▸ Exercise prompt
Go through the entries and transcribe each one exactly, dropping the pictures.

(Dataset rows about figures)
--- Begin ---
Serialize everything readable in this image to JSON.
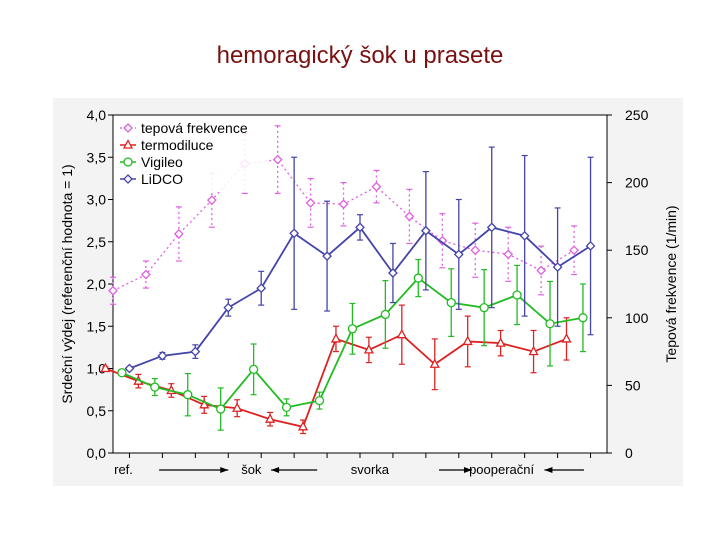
{
  "page": {
    "title": "hemoragický šok u prasete"
  },
  "chart_data": {
    "type": "line",
    "title": "hemoragický šok u prasete",
    "ylabel": "Srdeční výdej (referenční hodnota = 1)",
    "y2label": "Tepová frekvence (1/min)",
    "ylim": [
      0,
      4
    ],
    "y2lim": [
      0,
      250
    ],
    "yticks": [
      "0,0",
      "0,5",
      "1,0",
      "1,5",
      "2,0",
      "2,5",
      "3,0",
      "3,5",
      "4,0"
    ],
    "y2ticks": [
      "0",
      "50",
      "100",
      "150",
      "200",
      "250"
    ],
    "x": [
      1,
      2,
      3,
      4,
      5,
      6,
      7,
      8,
      9,
      10,
      11,
      12,
      13,
      14,
      15
    ],
    "xlim": [
      0.5,
      15.5
    ],
    "phase_labels": [
      {
        "label": "ref.",
        "x": 0.82
      },
      {
        "label": "šok",
        "x": 4.7
      },
      {
        "label": "svorka",
        "x": 8.3
      },
      {
        "label": "pooperační",
        "x": 12.3
      }
    ],
    "phase_arrows": [
      {
        "from": 1.9,
        "to": 4.0
      },
      {
        "from": 6.7,
        "to": 5.3
      },
      {
        "from": 10.4,
        "to": 11.4
      },
      {
        "from": 14.8,
        "to": 13.6
      }
    ],
    "legend_position": "top-left",
    "series": [
      {
        "name": "tepová frekvence",
        "axis": "right",
        "color": "#e060e0",
        "style": "dotted",
        "marker": "diamond",
        "points": [
          {
            "x": 0.5,
            "y": 120,
            "err": 10
          },
          {
            "x": 1.5,
            "y": 132,
            "err": 10
          },
          {
            "x": 2.5,
            "y": 162,
            "err": 20
          },
          {
            "x": 3.5,
            "y": 187,
            "err": 20
          },
          {
            "x": 4.5,
            "y": 214,
            "err": 22
          },
          {
            "x": 5.5,
            "y": 217,
            "err": 25
          },
          {
            "x": 6.5,
            "y": 185,
            "err": 18
          },
          {
            "x": 7.5,
            "y": 184,
            "err": 16
          },
          {
            "x": 8.5,
            "y": 197,
            "err": 12
          },
          {
            "x": 9.5,
            "y": 175,
            "err": 20
          },
          {
            "x": 10.5,
            "y": 157,
            "err": 20
          },
          {
            "x": 11.5,
            "y": 150,
            "err": 20
          },
          {
            "x": 12.5,
            "y": 147,
            "err": 20
          },
          {
            "x": 13.5,
            "y": 135,
            "err": 18
          },
          {
            "x": 14.5,
            "y": 150,
            "err": 18
          }
        ]
      },
      {
        "name": "termodiluce",
        "axis": "left",
        "color": "#dd2222",
        "style": "solid",
        "marker": "triangle",
        "points": [
          {
            "x": 0.27,
            "y": 1.0,
            "err": 0.02
          },
          {
            "x": 1.27,
            "y": 0.85,
            "err": 0.08
          },
          {
            "x": 2.27,
            "y": 0.74,
            "err": 0.08
          },
          {
            "x": 3.27,
            "y": 0.57,
            "err": 0.1
          },
          {
            "x": 4.27,
            "y": 0.53,
            "err": 0.1
          },
          {
            "x": 5.27,
            "y": 0.4,
            "err": 0.08
          },
          {
            "x": 6.27,
            "y": 0.31,
            "err": 0.08
          },
          {
            "x": 7.27,
            "y": 1.35,
            "err": 0.15
          },
          {
            "x": 8.27,
            "y": 1.22,
            "err": 0.15
          },
          {
            "x": 9.27,
            "y": 1.4,
            "err": 0.35
          },
          {
            "x": 10.27,
            "y": 1.05,
            "err": 0.3
          },
          {
            "x": 11.27,
            "y": 1.32,
            "err": 0.3
          },
          {
            "x": 12.27,
            "y": 1.3,
            "err": 0.15
          },
          {
            "x": 13.27,
            "y": 1.2,
            "err": 0.25
          },
          {
            "x": 14.27,
            "y": 1.35,
            "err": 0.25
          }
        ]
      },
      {
        "name": "Vigileo",
        "axis": "left",
        "color": "#22bb22",
        "style": "solid",
        "marker": "circle",
        "points": [
          {
            "x": 0.77,
            "y": 0.95,
            "err": 0.02
          },
          {
            "x": 1.77,
            "y": 0.78,
            "err": 0.1
          },
          {
            "x": 2.77,
            "y": 0.69,
            "err": 0.25
          },
          {
            "x": 3.77,
            "y": 0.52,
            "err": 0.25
          },
          {
            "x": 4.77,
            "y": 0.99,
            "err": 0.3
          },
          {
            "x": 5.77,
            "y": 0.54,
            "err": 0.1
          },
          {
            "x": 6.77,
            "y": 0.62,
            "err": 0.1
          },
          {
            "x": 7.77,
            "y": 1.47,
            "err": 0.3
          },
          {
            "x": 8.77,
            "y": 1.64,
            "err": 0.4
          },
          {
            "x": 9.77,
            "y": 2.07,
            "err": 0.22
          },
          {
            "x": 10.77,
            "y": 1.78,
            "err": 0.4
          },
          {
            "x": 11.77,
            "y": 1.72,
            "err": 0.45
          },
          {
            "x": 12.77,
            "y": 1.87,
            "err": 0.35
          },
          {
            "x": 13.77,
            "y": 1.53,
            "err": 0.5
          },
          {
            "x": 14.77,
            "y": 1.6,
            "err": 0.4
          }
        ]
      },
      {
        "name": "LiDCO",
        "axis": "left",
        "color": "#4444aa",
        "style": "solid",
        "marker": "diamond",
        "points": [
          {
            "x": 1.0,
            "y": 1.0,
            "err": 0.02
          },
          {
            "x": 2.0,
            "y": 1.15,
            "err": 0.04
          },
          {
            "x": 3.0,
            "y": 1.2,
            "err": 0.08
          },
          {
            "x": 4.0,
            "y": 1.72,
            "err": 0.1
          },
          {
            "x": 5.0,
            "y": 1.95,
            "err": 0.2
          },
          {
            "x": 6.0,
            "y": 2.6,
            "err": 0.9
          },
          {
            "x": 7.0,
            "y": 2.33,
            "err": 0.65
          },
          {
            "x": 8.0,
            "y": 2.67,
            "err": 0.15
          },
          {
            "x": 9.0,
            "y": 2.13,
            "err": 0.35
          },
          {
            "x": 10.0,
            "y": 2.63,
            "err": 0.7
          },
          {
            "x": 11.0,
            "y": 2.35,
            "err": 0.65
          },
          {
            "x": 12.0,
            "y": 2.67,
            "err": 0.95
          },
          {
            "x": 13.0,
            "y": 2.57,
            "err": 0.95
          },
          {
            "x": 14.0,
            "y": 2.2,
            "err": 0.7
          },
          {
            "x": 15.0,
            "y": 2.45,
            "err": 1.05
          }
        ]
      }
    ]
  }
}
--- End ---
▸ Task response
Serialize everything readable in this image to JSON.
{
  "page": {
    "title": "hemoragický šok u prasete"
  },
  "chart_data": {
    "type": "line",
    "title": "hemoragický šok u prasete",
    "ylabel": "Srdeční výdej (referenční hodnota = 1)",
    "y2label": "Tepová frekvence (1/min)",
    "ylim": [
      0,
      4
    ],
    "y2lim": [
      0,
      250
    ],
    "yticks": [
      "0,0",
      "0,5",
      "1,0",
      "1,5",
      "2,0",
      "2,5",
      "3,0",
      "3,5",
      "4,0"
    ],
    "y2ticks": [
      "0",
      "50",
      "100",
      "150",
      "200",
      "250"
    ],
    "x": [
      1,
      2,
      3,
      4,
      5,
      6,
      7,
      8,
      9,
      10,
      11,
      12,
      13,
      14,
      15
    ],
    "xlim": [
      0.5,
      15.5
    ],
    "phase_labels": [
      {
        "label": "ref.",
        "x": 0.82
      },
      {
        "label": "šok",
        "x": 4.7
      },
      {
        "label": "svorka",
        "x": 8.3
      },
      {
        "label": "pooperační",
        "x": 12.3
      }
    ],
    "phase_arrows": [
      {
        "from": 1.9,
        "to": 4.0
      },
      {
        "from": 6.7,
        "to": 5.3
      },
      {
        "from": 10.4,
        "to": 11.4
      },
      {
        "from": 14.8,
        "to": 13.6
      }
    ],
    "legend_position": "top-left",
    "series": [
      {
        "name": "tepová frekvence",
        "axis": "right",
        "color": "#e060e0",
        "style": "dotted",
        "marker": "diamond",
        "points": [
          {
            "x": 0.5,
            "y": 120,
            "err": 10
          },
          {
            "x": 1.5,
            "y": 132,
            "err": 10
          },
          {
            "x": 2.5,
            "y": 162,
            "err": 20
          },
          {
            "x": 3.5,
            "y": 187,
            "err": 20
          },
          {
            "x": 4.5,
            "y": 214,
            "err": 22
          },
          {
            "x": 5.5,
            "y": 217,
            "err": 25
          },
          {
            "x": 6.5,
            "y": 185,
            "err": 18
          },
          {
            "x": 7.5,
            "y": 184,
            "err": 16
          },
          {
            "x": 8.5,
            "y": 197,
            "err": 12
          },
          {
            "x": 9.5,
            "y": 175,
            "err": 20
          },
          {
            "x": 10.5,
            "y": 157,
            "err": 20
          },
          {
            "x": 11.5,
            "y": 150,
            "err": 20
          },
          {
            "x": 12.5,
            "y": 147,
            "err": 20
          },
          {
            "x": 13.5,
            "y": 135,
            "err": 18
          },
          {
            "x": 14.5,
            "y": 150,
            "err": 18
          }
        ]
      },
      {
        "name": "termodiluce",
        "axis": "left",
        "color": "#dd2222",
        "style": "solid",
        "marker": "triangle",
        "points": [
          {
            "x": 0.27,
            "y": 1.0,
            "err": 0.02
          },
          {
            "x": 1.27,
            "y": 0.85,
            "err": 0.08
          },
          {
            "x": 2.27,
            "y": 0.74,
            "err": 0.08
          },
          {
            "x": 3.27,
            "y": 0.57,
            "err": 0.1
          },
          {
            "x": 4.27,
            "y": 0.53,
            "err": 0.1
          },
          {
            "x": 5.27,
            "y": 0.4,
            "err": 0.08
          },
          {
            "x": 6.27,
            "y": 0.31,
            "err": 0.08
          },
          {
            "x": 7.27,
            "y": 1.35,
            "err": 0.15
          },
          {
            "x": 8.27,
            "y": 1.22,
            "err": 0.15
          },
          {
            "x": 9.27,
            "y": 1.4,
            "err": 0.35
          },
          {
            "x": 10.27,
            "y": 1.05,
            "err": 0.3
          },
          {
            "x": 11.27,
            "y": 1.32,
            "err": 0.3
          },
          {
            "x": 12.27,
            "y": 1.3,
            "err": 0.15
          },
          {
            "x": 13.27,
            "y": 1.2,
            "err": 0.25
          },
          {
            "x": 14.27,
            "y": 1.35,
            "err": 0.25
          }
        ]
      },
      {
        "name": "Vigileo",
        "axis": "left",
        "color": "#22bb22",
        "style": "solid",
        "marker": "circle",
        "points": [
          {
            "x": 0.77,
            "y": 0.95,
            "err": 0.02
          },
          {
            "x": 1.77,
            "y": 0.78,
            "err": 0.1
          },
          {
            "x": 2.77,
            "y": 0.69,
            "err": 0.25
          },
          {
            "x": 3.77,
            "y": 0.52,
            "err": 0.25
          },
          {
            "x": 4.77,
            "y": 0.99,
            "err": 0.3
          },
          {
            "x": 5.77,
            "y": 0.54,
            "err": 0.1
          },
          {
            "x": 6.77,
            "y": 0.62,
            "err": 0.1
          },
          {
            "x": 7.77,
            "y": 1.47,
            "err": 0.3
          },
          {
            "x": 8.77,
            "y": 1.64,
            "err": 0.4
          },
          {
            "x": 9.77,
            "y": 2.07,
            "err": 0.22
          },
          {
            "x": 10.77,
            "y": 1.78,
            "err": 0.4
          },
          {
            "x": 11.77,
            "y": 1.72,
            "err": 0.45
          },
          {
            "x": 12.77,
            "y": 1.87,
            "err": 0.35
          },
          {
            "x": 13.77,
            "y": 1.53,
            "err": 0.5
          },
          {
            "x": 14.77,
            "y": 1.6,
            "err": 0.4
          }
        ]
      },
      {
        "name": "LiDCO",
        "axis": "left",
        "color": "#4444aa",
        "style": "solid",
        "marker": "diamond",
        "points": [
          {
            "x": 1.0,
            "y": 1.0,
            "err": 0.02
          },
          {
            "x": 2.0,
            "y": 1.15,
            "err": 0.04
          },
          {
            "x": 3.0,
            "y": 1.2,
            "err": 0.08
          },
          {
            "x": 4.0,
            "y": 1.72,
            "err": 0.1
          },
          {
            "x": 5.0,
            "y": 1.95,
            "err": 0.2
          },
          {
            "x": 6.0,
            "y": 2.6,
            "err": 0.9
          },
          {
            "x": 7.0,
            "y": 2.33,
            "err": 0.65
          },
          {
            "x": 8.0,
            "y": 2.67,
            "err": 0.15
          },
          {
            "x": 9.0,
            "y": 2.13,
            "err": 0.35
          },
          {
            "x": 10.0,
            "y": 2.63,
            "err": 0.7
          },
          {
            "x": 11.0,
            "y": 2.35,
            "err": 0.65
          },
          {
            "x": 12.0,
            "y": 2.67,
            "err": 0.95
          },
          {
            "x": 13.0,
            "y": 2.57,
            "err": 0.95
          },
          {
            "x": 14.0,
            "y": 2.2,
            "err": 0.7
          },
          {
            "x": 15.0,
            "y": 2.45,
            "err": 1.05
          }
        ]
      }
    ]
  }
}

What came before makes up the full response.